Objective → All lines featuring the string "this" are to be listed.
────────────────────
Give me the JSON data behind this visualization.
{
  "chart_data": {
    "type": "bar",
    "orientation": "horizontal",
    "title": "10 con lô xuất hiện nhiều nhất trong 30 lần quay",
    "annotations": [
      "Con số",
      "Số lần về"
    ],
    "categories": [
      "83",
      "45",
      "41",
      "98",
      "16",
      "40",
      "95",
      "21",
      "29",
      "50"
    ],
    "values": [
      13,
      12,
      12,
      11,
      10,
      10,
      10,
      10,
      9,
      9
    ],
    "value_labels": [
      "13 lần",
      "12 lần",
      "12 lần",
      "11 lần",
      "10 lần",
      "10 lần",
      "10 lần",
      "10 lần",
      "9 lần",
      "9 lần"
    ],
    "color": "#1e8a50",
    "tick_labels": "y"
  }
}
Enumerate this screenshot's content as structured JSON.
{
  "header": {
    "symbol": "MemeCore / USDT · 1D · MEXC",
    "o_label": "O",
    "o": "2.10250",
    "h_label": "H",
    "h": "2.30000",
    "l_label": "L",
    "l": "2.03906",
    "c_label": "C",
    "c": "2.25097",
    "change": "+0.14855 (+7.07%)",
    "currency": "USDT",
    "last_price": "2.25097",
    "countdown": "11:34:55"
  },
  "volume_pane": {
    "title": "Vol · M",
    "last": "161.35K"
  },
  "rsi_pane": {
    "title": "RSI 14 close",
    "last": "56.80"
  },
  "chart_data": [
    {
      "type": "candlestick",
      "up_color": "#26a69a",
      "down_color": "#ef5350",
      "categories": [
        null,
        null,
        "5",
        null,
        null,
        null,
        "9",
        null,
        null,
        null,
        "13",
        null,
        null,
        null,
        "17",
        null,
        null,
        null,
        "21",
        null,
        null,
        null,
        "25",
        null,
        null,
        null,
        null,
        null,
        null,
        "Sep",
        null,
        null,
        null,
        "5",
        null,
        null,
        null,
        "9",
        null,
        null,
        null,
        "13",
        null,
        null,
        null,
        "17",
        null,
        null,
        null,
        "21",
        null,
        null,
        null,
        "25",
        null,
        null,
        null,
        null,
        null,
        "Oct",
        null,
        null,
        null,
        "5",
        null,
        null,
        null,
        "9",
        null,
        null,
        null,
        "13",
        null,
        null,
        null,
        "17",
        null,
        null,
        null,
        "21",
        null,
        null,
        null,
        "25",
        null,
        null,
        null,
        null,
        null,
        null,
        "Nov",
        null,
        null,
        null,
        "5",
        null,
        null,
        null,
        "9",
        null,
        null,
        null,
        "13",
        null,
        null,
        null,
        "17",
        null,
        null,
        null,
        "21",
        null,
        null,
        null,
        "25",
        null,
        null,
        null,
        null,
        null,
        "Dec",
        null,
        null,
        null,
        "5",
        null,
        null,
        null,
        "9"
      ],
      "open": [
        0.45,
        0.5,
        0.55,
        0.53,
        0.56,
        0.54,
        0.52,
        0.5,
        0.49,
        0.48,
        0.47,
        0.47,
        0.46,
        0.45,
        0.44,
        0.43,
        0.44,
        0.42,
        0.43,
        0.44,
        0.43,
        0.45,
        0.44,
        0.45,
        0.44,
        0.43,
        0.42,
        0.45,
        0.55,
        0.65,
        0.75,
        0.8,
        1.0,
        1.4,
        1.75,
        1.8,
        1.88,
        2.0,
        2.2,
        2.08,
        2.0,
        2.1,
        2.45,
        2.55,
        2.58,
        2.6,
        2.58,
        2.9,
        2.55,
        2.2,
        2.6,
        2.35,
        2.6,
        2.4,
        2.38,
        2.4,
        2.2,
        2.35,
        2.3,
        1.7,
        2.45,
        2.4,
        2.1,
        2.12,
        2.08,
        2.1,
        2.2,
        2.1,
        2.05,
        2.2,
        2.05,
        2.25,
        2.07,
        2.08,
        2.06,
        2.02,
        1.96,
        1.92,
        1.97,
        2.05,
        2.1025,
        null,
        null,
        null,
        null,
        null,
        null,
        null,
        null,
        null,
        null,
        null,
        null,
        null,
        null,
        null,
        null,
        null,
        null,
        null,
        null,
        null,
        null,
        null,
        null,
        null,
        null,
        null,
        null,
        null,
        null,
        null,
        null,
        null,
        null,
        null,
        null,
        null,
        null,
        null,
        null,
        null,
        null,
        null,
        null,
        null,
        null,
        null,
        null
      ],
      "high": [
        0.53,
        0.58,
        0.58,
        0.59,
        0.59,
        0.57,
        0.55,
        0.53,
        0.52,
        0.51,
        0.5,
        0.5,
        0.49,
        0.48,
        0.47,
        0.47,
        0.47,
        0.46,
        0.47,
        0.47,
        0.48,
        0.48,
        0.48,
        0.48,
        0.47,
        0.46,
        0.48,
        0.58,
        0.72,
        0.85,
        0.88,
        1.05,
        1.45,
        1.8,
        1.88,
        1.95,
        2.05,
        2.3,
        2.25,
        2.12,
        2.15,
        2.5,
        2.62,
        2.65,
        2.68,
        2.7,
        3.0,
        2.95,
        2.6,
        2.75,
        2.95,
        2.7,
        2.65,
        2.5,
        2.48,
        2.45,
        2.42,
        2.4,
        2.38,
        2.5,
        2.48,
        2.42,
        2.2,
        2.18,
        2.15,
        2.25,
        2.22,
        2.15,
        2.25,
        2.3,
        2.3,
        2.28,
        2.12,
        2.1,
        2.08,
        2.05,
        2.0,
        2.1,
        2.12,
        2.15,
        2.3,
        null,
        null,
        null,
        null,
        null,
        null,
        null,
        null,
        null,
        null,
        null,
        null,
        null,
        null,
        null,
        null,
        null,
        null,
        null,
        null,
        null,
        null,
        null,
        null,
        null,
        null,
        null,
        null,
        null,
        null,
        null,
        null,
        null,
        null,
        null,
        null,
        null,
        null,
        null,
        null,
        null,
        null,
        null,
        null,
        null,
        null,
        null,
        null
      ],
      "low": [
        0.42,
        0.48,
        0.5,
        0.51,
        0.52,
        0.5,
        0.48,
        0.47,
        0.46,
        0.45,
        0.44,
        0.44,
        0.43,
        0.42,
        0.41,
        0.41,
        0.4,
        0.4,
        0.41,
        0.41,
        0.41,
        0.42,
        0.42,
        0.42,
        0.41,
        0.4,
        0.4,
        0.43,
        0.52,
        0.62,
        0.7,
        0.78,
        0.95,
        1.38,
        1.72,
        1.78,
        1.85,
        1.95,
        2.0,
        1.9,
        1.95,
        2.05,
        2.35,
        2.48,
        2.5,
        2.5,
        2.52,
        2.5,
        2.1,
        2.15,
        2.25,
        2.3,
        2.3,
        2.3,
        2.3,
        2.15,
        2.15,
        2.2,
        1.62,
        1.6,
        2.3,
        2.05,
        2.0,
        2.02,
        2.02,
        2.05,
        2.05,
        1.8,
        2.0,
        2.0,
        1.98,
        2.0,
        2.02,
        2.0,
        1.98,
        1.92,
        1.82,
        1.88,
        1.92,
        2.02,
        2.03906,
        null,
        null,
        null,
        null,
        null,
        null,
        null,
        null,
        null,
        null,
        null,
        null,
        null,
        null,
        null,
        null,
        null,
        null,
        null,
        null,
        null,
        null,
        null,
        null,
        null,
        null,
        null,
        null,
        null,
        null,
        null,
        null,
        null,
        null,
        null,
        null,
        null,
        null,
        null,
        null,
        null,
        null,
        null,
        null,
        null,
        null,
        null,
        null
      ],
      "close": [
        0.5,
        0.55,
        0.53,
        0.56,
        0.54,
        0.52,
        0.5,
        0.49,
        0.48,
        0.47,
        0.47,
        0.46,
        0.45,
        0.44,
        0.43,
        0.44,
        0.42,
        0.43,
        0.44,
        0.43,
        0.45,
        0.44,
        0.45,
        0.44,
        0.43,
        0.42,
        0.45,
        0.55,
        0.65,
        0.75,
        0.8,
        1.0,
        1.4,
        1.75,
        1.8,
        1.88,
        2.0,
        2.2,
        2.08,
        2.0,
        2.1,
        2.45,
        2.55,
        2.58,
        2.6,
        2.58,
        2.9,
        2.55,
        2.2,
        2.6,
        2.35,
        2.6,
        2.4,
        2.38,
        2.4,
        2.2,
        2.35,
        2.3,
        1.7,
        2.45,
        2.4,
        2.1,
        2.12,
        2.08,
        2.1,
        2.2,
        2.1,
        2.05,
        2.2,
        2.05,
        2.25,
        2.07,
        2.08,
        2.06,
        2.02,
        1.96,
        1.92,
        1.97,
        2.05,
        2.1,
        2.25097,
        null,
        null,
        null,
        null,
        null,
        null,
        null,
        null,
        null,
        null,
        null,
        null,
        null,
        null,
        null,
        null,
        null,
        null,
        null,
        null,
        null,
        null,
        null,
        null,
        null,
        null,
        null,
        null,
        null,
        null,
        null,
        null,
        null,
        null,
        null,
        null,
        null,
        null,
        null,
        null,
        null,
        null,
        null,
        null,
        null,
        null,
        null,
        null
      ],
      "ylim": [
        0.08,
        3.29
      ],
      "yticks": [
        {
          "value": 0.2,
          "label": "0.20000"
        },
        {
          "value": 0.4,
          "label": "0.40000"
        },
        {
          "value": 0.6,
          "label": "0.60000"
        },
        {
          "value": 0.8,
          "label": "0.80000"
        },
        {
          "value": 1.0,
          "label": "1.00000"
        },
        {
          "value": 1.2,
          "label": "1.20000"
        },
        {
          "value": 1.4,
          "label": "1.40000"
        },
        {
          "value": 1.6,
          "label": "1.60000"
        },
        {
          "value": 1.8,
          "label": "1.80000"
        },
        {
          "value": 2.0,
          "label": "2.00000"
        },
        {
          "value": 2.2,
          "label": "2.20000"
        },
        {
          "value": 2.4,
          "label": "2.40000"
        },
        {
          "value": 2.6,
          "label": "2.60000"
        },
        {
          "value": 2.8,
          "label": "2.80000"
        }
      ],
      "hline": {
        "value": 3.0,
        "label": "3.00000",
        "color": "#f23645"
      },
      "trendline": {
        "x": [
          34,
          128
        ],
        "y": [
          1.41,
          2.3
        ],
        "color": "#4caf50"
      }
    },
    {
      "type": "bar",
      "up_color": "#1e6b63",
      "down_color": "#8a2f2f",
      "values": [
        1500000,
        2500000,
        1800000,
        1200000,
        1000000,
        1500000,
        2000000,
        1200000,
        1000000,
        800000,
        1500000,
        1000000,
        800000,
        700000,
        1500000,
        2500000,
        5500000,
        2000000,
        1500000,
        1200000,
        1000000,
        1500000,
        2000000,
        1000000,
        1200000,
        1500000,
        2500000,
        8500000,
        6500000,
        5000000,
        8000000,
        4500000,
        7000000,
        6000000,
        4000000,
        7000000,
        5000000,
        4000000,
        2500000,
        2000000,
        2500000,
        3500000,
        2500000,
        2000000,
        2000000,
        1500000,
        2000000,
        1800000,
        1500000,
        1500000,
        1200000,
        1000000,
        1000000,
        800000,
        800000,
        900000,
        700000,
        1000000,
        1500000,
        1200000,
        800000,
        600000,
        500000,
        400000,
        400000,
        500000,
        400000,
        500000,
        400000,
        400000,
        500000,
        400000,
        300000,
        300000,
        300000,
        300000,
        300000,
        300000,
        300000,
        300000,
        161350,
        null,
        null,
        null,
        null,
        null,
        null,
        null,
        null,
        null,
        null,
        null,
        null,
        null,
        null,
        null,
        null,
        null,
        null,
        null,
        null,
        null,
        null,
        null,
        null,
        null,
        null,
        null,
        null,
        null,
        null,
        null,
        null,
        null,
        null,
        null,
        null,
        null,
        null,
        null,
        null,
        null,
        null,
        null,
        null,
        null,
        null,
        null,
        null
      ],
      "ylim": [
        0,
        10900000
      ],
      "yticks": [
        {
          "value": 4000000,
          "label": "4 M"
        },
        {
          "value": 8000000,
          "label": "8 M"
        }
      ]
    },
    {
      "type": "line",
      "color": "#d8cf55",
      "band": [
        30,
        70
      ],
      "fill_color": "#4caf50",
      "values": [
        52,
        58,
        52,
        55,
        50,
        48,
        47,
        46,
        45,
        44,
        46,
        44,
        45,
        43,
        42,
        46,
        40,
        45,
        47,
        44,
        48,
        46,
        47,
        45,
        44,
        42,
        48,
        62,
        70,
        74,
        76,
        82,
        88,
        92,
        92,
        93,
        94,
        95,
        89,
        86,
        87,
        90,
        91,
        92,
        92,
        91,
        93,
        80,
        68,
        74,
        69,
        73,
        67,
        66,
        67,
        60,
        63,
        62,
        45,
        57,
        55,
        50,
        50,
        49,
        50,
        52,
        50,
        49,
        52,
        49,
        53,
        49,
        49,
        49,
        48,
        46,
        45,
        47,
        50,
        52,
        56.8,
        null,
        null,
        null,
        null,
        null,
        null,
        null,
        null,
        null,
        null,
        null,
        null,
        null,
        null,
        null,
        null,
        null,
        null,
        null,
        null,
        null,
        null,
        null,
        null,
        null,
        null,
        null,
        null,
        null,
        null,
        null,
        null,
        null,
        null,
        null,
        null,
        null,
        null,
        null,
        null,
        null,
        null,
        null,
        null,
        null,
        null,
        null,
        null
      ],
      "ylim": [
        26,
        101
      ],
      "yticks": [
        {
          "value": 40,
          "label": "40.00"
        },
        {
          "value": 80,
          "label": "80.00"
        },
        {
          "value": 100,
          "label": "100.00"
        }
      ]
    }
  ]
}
────────────────────
Completed task →
Give me the JSON data behind this visualization.
Enumerate this screenshot's content as structured JSON.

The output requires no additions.